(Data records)
++++

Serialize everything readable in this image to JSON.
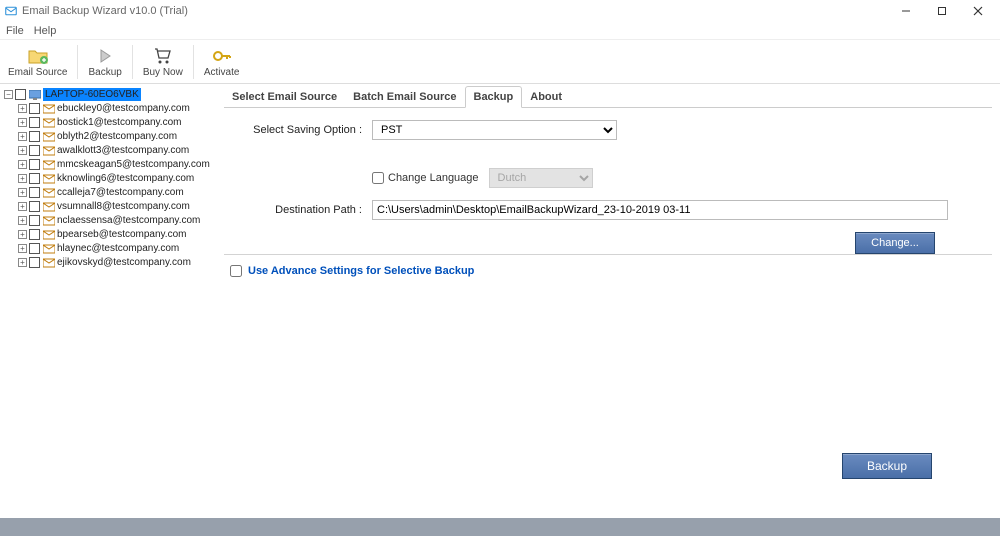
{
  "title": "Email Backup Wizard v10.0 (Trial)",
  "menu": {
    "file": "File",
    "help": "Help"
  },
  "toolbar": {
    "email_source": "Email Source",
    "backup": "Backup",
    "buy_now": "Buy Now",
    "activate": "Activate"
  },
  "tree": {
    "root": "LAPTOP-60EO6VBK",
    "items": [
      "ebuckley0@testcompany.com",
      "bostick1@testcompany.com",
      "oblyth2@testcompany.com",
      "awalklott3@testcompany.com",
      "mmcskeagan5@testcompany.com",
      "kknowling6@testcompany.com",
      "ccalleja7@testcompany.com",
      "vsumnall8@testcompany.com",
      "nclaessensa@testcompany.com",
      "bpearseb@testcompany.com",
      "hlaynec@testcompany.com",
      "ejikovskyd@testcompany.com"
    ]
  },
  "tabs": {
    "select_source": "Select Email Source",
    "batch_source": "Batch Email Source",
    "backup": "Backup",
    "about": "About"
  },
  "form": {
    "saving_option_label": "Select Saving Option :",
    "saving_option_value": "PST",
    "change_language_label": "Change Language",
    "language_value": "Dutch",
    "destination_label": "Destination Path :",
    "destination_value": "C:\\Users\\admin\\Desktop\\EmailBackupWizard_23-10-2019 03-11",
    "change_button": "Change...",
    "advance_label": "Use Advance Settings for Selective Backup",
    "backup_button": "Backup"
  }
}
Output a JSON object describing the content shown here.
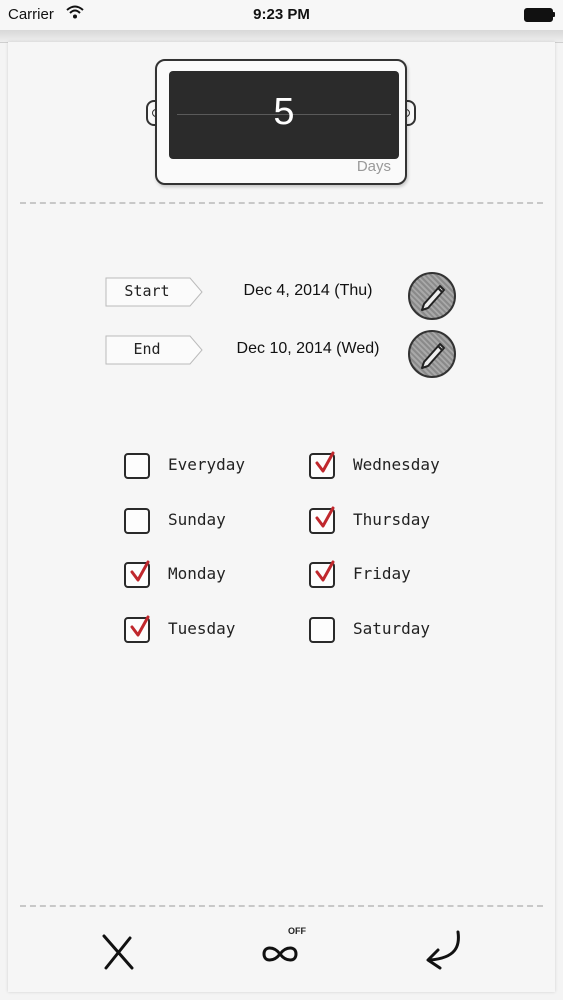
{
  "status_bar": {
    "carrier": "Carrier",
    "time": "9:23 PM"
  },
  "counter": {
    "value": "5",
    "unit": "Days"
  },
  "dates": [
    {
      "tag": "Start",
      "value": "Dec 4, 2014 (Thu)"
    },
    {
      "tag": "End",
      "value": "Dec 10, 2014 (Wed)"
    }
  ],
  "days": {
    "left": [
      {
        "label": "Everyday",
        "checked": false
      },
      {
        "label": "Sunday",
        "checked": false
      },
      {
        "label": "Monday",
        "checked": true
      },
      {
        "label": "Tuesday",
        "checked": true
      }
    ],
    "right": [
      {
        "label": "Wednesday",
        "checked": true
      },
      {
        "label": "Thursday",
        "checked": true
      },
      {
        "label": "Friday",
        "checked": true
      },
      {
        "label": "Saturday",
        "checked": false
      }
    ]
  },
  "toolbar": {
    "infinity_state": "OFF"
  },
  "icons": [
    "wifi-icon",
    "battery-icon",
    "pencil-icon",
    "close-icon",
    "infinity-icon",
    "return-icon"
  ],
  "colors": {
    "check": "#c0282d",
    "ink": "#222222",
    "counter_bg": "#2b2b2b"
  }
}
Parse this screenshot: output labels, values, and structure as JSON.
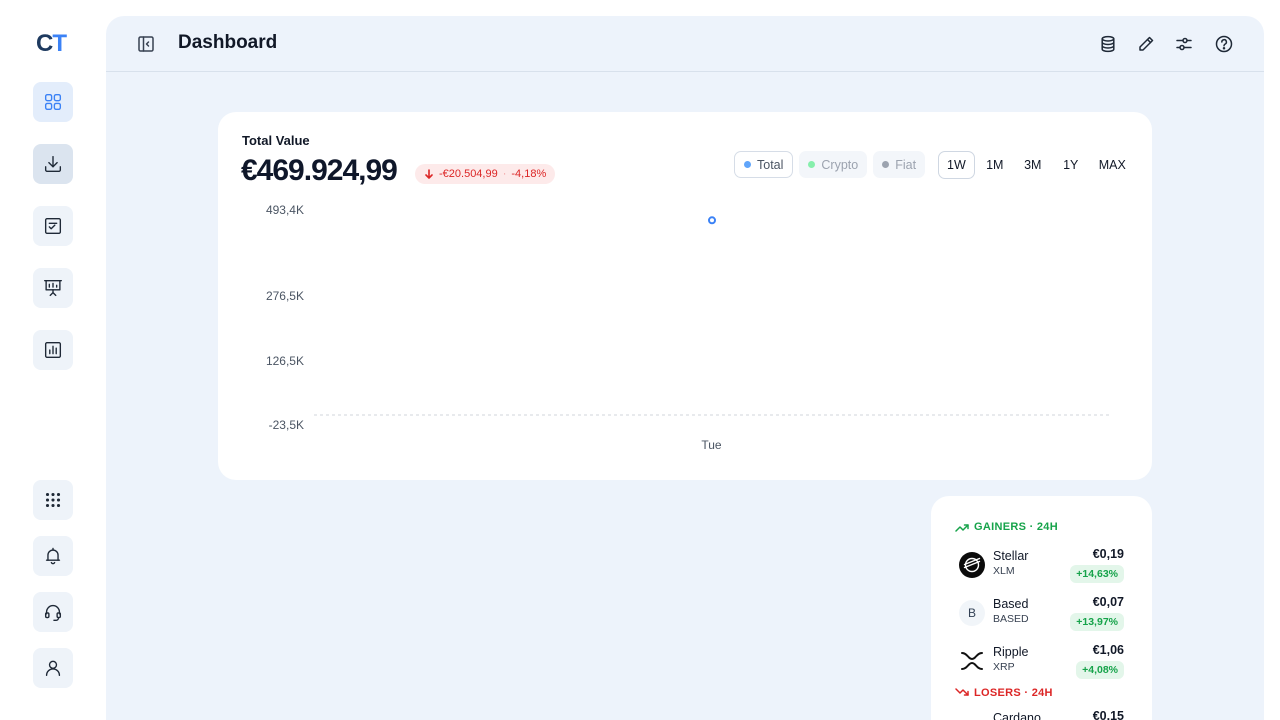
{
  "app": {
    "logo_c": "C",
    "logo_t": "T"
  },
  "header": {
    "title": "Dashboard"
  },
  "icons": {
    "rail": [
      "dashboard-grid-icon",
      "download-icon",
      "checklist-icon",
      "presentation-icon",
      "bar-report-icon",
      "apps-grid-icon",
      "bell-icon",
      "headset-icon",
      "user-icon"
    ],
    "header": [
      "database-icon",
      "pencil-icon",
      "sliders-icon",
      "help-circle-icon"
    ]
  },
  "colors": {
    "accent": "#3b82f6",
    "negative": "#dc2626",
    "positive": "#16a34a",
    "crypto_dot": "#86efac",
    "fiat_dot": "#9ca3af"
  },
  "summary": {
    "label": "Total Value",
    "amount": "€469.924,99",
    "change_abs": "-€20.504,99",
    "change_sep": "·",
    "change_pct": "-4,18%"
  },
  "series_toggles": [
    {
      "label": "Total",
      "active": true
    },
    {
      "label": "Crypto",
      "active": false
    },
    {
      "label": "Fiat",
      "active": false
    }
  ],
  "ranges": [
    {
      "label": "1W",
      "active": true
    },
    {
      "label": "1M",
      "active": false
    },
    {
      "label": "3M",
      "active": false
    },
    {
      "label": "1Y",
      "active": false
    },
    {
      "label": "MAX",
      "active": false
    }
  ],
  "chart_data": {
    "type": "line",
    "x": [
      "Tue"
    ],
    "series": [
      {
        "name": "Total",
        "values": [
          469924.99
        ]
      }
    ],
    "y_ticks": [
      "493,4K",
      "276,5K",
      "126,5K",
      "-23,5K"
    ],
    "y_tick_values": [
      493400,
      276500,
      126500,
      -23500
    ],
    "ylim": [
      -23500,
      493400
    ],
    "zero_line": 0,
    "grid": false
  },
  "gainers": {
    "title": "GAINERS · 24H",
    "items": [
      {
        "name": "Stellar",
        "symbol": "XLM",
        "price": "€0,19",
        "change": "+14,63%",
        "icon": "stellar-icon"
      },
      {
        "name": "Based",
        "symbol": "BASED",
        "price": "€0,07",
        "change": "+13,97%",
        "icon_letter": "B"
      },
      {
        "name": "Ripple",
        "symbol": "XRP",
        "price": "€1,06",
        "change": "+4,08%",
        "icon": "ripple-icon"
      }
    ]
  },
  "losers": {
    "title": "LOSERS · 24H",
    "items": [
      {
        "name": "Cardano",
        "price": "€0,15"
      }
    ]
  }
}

++++

WRITTEN TASK.
Copy out every line of the material above exactly, skipping the pictures.

ANSWER TO THE EXERCISE.
Serialize everything readable in this image to JSON.
{
  "title": "Email Backup Wizard v10.0 (Trial)",
  "menu": {
    "file": "File",
    "help": "Help"
  },
  "toolbar": {
    "email_source": "Email Source",
    "backup": "Backup",
    "buy_now": "Buy Now",
    "activate": "Activate"
  },
  "tree": {
    "root": "LAPTOP-60EO6VBK",
    "items": [
      "ebuckley0@testcompany.com",
      "bostick1@testcompany.com",
      "oblyth2@testcompany.com",
      "awalklott3@testcompany.com",
      "mmcskeagan5@testcompany.com",
      "kknowling6@testcompany.com",
      "ccalleja7@testcompany.com",
      "vsumnall8@testcompany.com",
      "nclaessensa@testcompany.com",
      "bpearseb@testcompany.com",
      "hlaynec@testcompany.com",
      "ejikovskyd@testcompany.com"
    ]
  },
  "tabs": {
    "select_source": "Select Email Source",
    "batch_source": "Batch Email Source",
    "backup": "Backup",
    "about": "About"
  },
  "form": {
    "saving_option_label": "Select Saving Option :",
    "saving_option_value": "PST",
    "change_language_label": "Change Language",
    "language_value": "Dutch",
    "destination_label": "Destination Path :",
    "destination_value": "C:\\Users\\admin\\Desktop\\EmailBackupWizard_23-10-2019 03-11",
    "change_button": "Change...",
    "advance_label": "Use Advance Settings for Selective Backup",
    "backup_button": "Backup"
  }
}
Output a JSON object describing the content shown here.
{
  "status_bar": {
    "carrier": "Carrier",
    "time": "9:23 PM"
  },
  "counter": {
    "value": "5",
    "unit": "Days"
  },
  "dates": [
    {
      "tag": "Start",
      "value": "Dec 4, 2014 (Thu)"
    },
    {
      "tag": "End",
      "value": "Dec 10, 2014 (Wed)"
    }
  ],
  "days": {
    "left": [
      {
        "label": "Everyday",
        "checked": false
      },
      {
        "label": "Sunday",
        "checked": false
      },
      {
        "label": "Monday",
        "checked": true
      },
      {
        "label": "Tuesday",
        "checked": true
      }
    ],
    "right": [
      {
        "label": "Wednesday",
        "checked": true
      },
      {
        "label": "Thursday",
        "checked": true
      },
      {
        "label": "Friday",
        "checked": true
      },
      {
        "label": "Saturday",
        "checked": false
      }
    ]
  },
  "toolbar": {
    "infinity_state": "OFF"
  },
  "icons": [
    "wifi-icon",
    "battery-icon",
    "pencil-icon",
    "close-icon",
    "infinity-icon",
    "return-icon"
  ],
  "colors": {
    "check": "#c0282d",
    "ink": "#222222",
    "counter_bg": "#2b2b2b"
  }
}
Parse this screenshot: output labels, values, and structure as JSON.
{
  "app": {
    "logo_c": "C",
    "logo_t": "T"
  },
  "header": {
    "title": "Dashboard"
  },
  "icons": {
    "rail": [
      "dashboard-grid-icon",
      "download-icon",
      "checklist-icon",
      "presentation-icon",
      "bar-report-icon",
      "apps-grid-icon",
      "bell-icon",
      "headset-icon",
      "user-icon"
    ],
    "header": [
      "database-icon",
      "pencil-icon",
      "sliders-icon",
      "help-circle-icon"
    ]
  },
  "colors": {
    "accent": "#3b82f6",
    "negative": "#dc2626",
    "positive": "#16a34a",
    "crypto_dot": "#86efac",
    "fiat_dot": "#9ca3af"
  },
  "summary": {
    "label": "Total Value",
    "amount": "€469.924,99",
    "change_abs": "-€20.504,99",
    "change_sep": "·",
    "change_pct": "-4,18%"
  },
  "series_toggles": [
    {
      "label": "Total",
      "active": true
    },
    {
      "label": "Crypto",
      "active": false
    },
    {
      "label": "Fiat",
      "active": false
    }
  ],
  "ranges": [
    {
      "label": "1W",
      "active": true
    },
    {
      "label": "1M",
      "active": false
    },
    {
      "label": "3M",
      "active": false
    },
    {
      "label": "1Y",
      "active": false
    },
    {
      "label": "MAX",
      "active": false
    }
  ],
  "chart_data": {
    "type": "line",
    "x": [
      "Tue"
    ],
    "series": [
      {
        "name": "Total",
        "values": [
          469924.99
        ]
      }
    ],
    "y_ticks": [
      "493,4K",
      "276,5K",
      "126,5K",
      "-23,5K"
    ],
    "y_tick_values": [
      493400,
      276500,
      126500,
      -23500
    ],
    "ylim": [
      -23500,
      493400
    ],
    "zero_line": 0,
    "grid": false
  },
  "gainers": {
    "title": "GAINERS · 24H",
    "items": [
      {
        "name": "Stellar",
        "symbol": "XLM",
        "price": "€0,19",
        "change": "+14,63%",
        "icon": "stellar-icon"
      },
      {
        "name": "Based",
        "symbol": "BASED",
        "price": "€0,07",
        "change": "+13,97%",
        "icon_letter": "B"
      },
      {
        "name": "Ripple",
        "symbol": "XRP",
        "price": "€1,06",
        "change": "+4,08%",
        "icon": "ripple-icon"
      }
    ]
  },
  "losers": {
    "title": "LOSERS · 24H",
    "items": [
      {
        "name": "Cardano",
        "price": "€0,15"
      }
    ]
  }
}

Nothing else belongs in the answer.